Collected data entries:
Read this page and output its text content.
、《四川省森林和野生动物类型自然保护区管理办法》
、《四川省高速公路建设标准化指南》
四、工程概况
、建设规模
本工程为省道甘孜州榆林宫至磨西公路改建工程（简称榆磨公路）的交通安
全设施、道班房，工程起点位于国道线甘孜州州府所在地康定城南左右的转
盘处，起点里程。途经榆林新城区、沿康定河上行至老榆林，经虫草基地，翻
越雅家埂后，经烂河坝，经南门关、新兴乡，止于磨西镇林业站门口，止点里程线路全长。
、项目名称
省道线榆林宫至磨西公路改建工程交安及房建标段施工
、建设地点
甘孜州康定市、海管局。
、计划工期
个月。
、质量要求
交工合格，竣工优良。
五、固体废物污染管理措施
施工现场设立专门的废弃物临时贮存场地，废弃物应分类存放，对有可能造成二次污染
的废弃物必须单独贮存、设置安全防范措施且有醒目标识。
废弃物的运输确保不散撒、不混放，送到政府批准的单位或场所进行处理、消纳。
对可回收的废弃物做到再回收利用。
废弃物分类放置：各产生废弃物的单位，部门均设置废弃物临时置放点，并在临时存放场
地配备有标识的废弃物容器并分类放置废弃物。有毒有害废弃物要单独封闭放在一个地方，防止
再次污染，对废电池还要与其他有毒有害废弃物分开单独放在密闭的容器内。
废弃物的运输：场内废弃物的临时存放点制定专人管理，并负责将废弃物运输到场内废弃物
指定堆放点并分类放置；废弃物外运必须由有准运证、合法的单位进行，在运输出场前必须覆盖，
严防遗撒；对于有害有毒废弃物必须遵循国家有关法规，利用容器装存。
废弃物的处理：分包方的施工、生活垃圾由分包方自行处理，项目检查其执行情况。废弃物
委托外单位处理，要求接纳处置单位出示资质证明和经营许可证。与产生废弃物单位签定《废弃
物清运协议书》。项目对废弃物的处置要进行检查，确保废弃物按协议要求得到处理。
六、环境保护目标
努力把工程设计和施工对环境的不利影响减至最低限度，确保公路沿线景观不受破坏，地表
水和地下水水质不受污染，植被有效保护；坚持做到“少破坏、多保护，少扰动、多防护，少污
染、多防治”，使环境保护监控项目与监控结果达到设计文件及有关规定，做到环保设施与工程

** GIVEN INSTRUCTION **
Write the data from above out again, exactly.

** EXERCISE SOLUTION **
Read this page and output its text content.
、《四川省森林和野生动物类型自然保护区管理办法》
、《四川省高速公路建设标准化指南》
四、工程概况
、建设规模
本工程为省道甘孜州榆林宫至磨西公路改建工程（简称榆磨公路）的交通安
全设施、道班房，工程起点位于国道线甘孜州州府所在地康定城南左右的转
盘处，起点里程。途经榆林新城区、沿康定河上行至老榆林，经虫草基地，翻
越雅家埂后，经烂河坝，经南门关、新兴乡，止于磨西镇林业站门口，止点里程线路全长。
、项目名称
省道线榆林宫至磨西公路改建工程交安及房建标段施工
、建设地点
甘孜州康定市、海管局。
、计划工期
个月。
、质量要求
交工合格，竣工优良。
五、固体废物污染管理措施
施工现场设立专门的废弃物临时贮存场地，废弃物应分类存放，对有可能造成二次污染
的废弃物必须单独贮存、设置安全防范措施且有醒目标识。
废弃物的运输确保不散撒、不混放，送到政府批准的单位或场所进行处理、消纳。
对可回收的废弃物做到再回收利用。
废弃物分类放置：各产生废弃物的单位，部门均设置废弃物临时置放点，并在临时存放场
地配备有标识的废弃物容器并分类放置废弃物。有毒有害废弃物要单独封闭放在一个地方，防止
再次污染，对废电池还要与其他有毒有害废弃物分开单独放在密闭的容器内。
废弃物的运输：场内废弃物的临时存放点制定专人管理，并负责将废弃物运输到场内废弃物
指定堆放点并分类放置；废弃物外运必须由有准运证、合法的单位进行，在运输出场前必须覆盖，
严防遗撒；对于有害有毒废弃物必须遵循国家有关法规，利用容器装存。
废弃物的处理：分包方的施工、生活垃圾由分包方自行处理，项目检查其执行情况。废弃物
委托外单位处理，要求接纳处置单位出示资质证明和经营许可证。与产生废弃物单位签定《废弃
物清运协议书》。项目对废弃物的处置要进行检查，确保废弃物按协议要求得到处理。
六、环境保护目标
努力把工程设计和施工对环境的不利影响减至最低限度，确保公路沿线景观不受破坏，地表
水和地下水水质不受污染，植被有效保护；坚持做到“少破坏、多保护，少扰动、多防护，少污
染、多防治”，使环境保护监控项目与监控结果达到设计文件及有关规定，做到环保设施与工程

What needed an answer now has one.